[Collected data entries]
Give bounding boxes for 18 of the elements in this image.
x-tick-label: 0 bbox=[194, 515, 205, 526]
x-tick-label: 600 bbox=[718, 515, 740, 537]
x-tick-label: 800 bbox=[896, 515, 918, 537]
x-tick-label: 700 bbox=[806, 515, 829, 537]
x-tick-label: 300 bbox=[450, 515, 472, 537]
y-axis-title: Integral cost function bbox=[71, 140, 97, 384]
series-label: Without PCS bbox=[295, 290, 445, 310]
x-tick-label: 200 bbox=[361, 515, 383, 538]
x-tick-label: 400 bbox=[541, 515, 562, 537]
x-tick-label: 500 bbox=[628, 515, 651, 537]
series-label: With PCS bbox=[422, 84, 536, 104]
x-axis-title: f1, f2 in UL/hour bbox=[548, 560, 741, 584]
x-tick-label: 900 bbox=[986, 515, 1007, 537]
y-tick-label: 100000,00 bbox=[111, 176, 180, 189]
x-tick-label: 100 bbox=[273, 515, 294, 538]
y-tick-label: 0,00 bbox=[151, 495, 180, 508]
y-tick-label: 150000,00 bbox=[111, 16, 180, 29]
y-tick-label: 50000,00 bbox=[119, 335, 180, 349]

Task details:
Write out the lines of the material above without any changes.

Result of this exercise:
Give bounding boxes for 18 of the elements in this image.
x-tick-label: 0 bbox=[194, 515, 205, 526]
x-tick-label: 600 bbox=[718, 515, 740, 537]
x-tick-label: 800 bbox=[896, 515, 918, 537]
x-tick-label: 700 bbox=[806, 515, 829, 537]
x-tick-label: 300 bbox=[450, 515, 472, 537]
y-axis-title: Integral cost function bbox=[71, 140, 97, 384]
series-label: Without PCS bbox=[295, 290, 445, 310]
x-tick-label: 200 bbox=[361, 515, 383, 538]
x-tick-label: 400 bbox=[541, 515, 562, 537]
x-tick-label: 500 bbox=[628, 515, 651, 537]
series-label: With PCS bbox=[422, 84, 536, 104]
x-axis-title: f1, f2 in UL/hour bbox=[548, 560, 741, 584]
x-tick-label: 900 bbox=[986, 515, 1007, 537]
y-tick-label: 100000,00 bbox=[111, 176, 180, 189]
x-tick-label: 100 bbox=[273, 515, 294, 538]
y-tick-label: 0,00 bbox=[151, 495, 180, 508]
y-tick-label: 150000,00 bbox=[111, 16, 180, 29]
y-tick-label: 50000,00 bbox=[119, 335, 180, 349]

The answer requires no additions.